> **Task objective**: Locate each line below that includes "Dressing" and reproduce it.
---- Data for this exercise
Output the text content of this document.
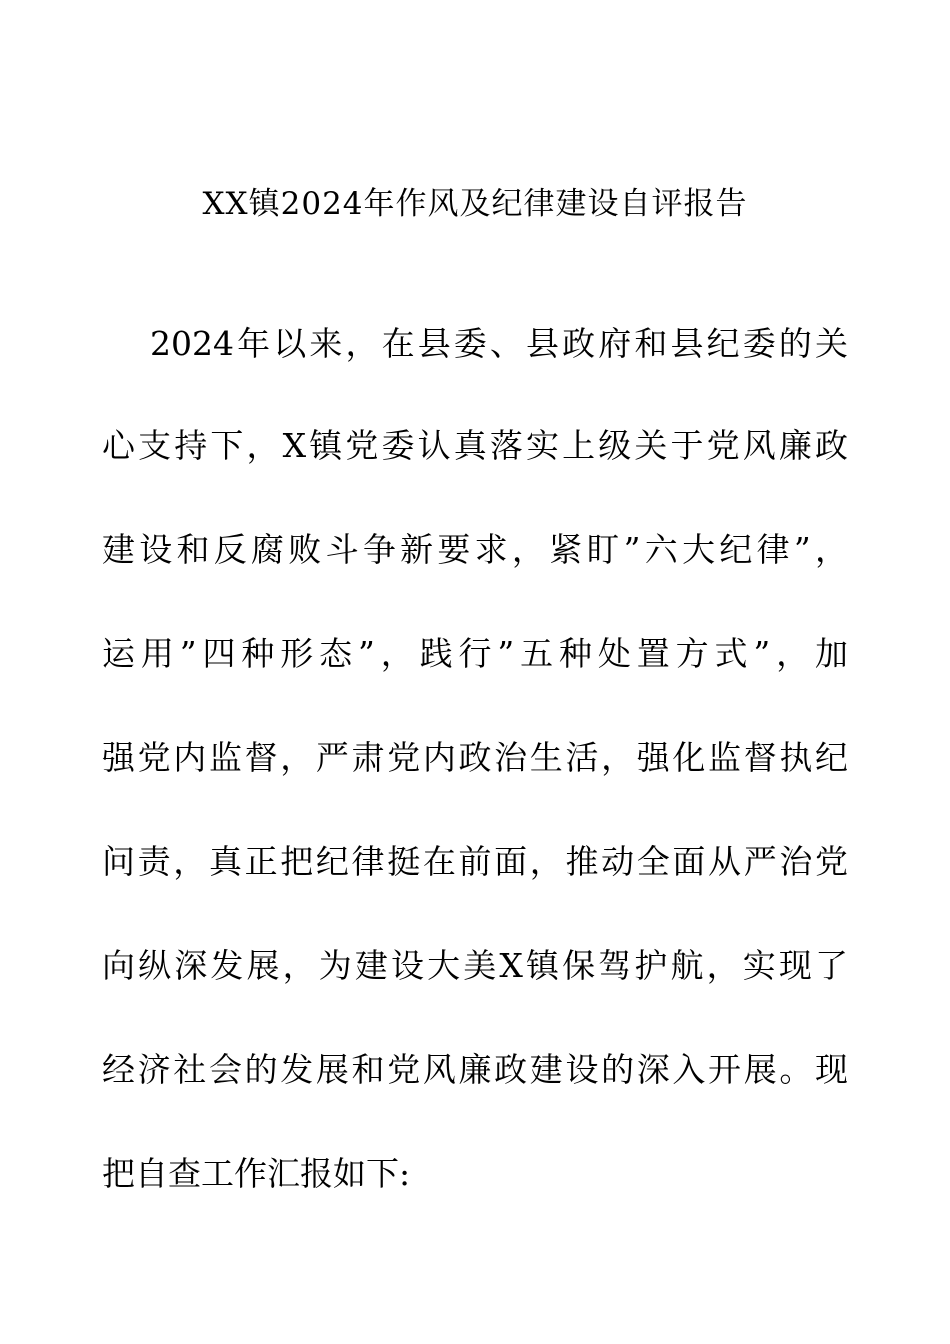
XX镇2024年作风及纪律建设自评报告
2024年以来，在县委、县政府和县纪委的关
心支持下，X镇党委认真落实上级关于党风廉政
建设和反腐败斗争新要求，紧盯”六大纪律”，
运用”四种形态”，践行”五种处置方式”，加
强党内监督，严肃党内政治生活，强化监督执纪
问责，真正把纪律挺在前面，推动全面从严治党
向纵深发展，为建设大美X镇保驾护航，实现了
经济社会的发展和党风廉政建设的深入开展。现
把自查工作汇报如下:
--------
---- Data for this exercise
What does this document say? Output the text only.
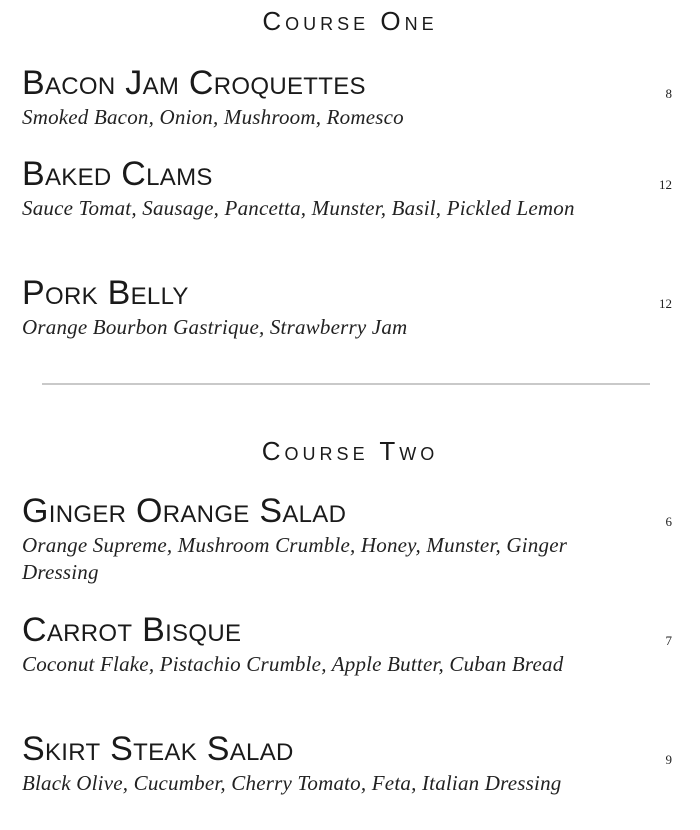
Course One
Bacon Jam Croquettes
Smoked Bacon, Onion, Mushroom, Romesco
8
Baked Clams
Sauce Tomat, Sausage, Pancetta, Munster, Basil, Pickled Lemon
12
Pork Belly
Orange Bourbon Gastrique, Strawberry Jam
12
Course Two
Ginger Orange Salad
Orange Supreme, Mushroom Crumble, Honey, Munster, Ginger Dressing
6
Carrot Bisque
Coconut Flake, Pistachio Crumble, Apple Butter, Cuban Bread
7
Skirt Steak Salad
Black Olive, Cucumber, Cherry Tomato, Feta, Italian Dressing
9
--------
> **Written solution**:
Orange Supreme, Mushroom Crumble, Honey, Munster, Ginger Dressing
Black Olive, Cucumber, Cherry Tomato, Feta, Italian Dressing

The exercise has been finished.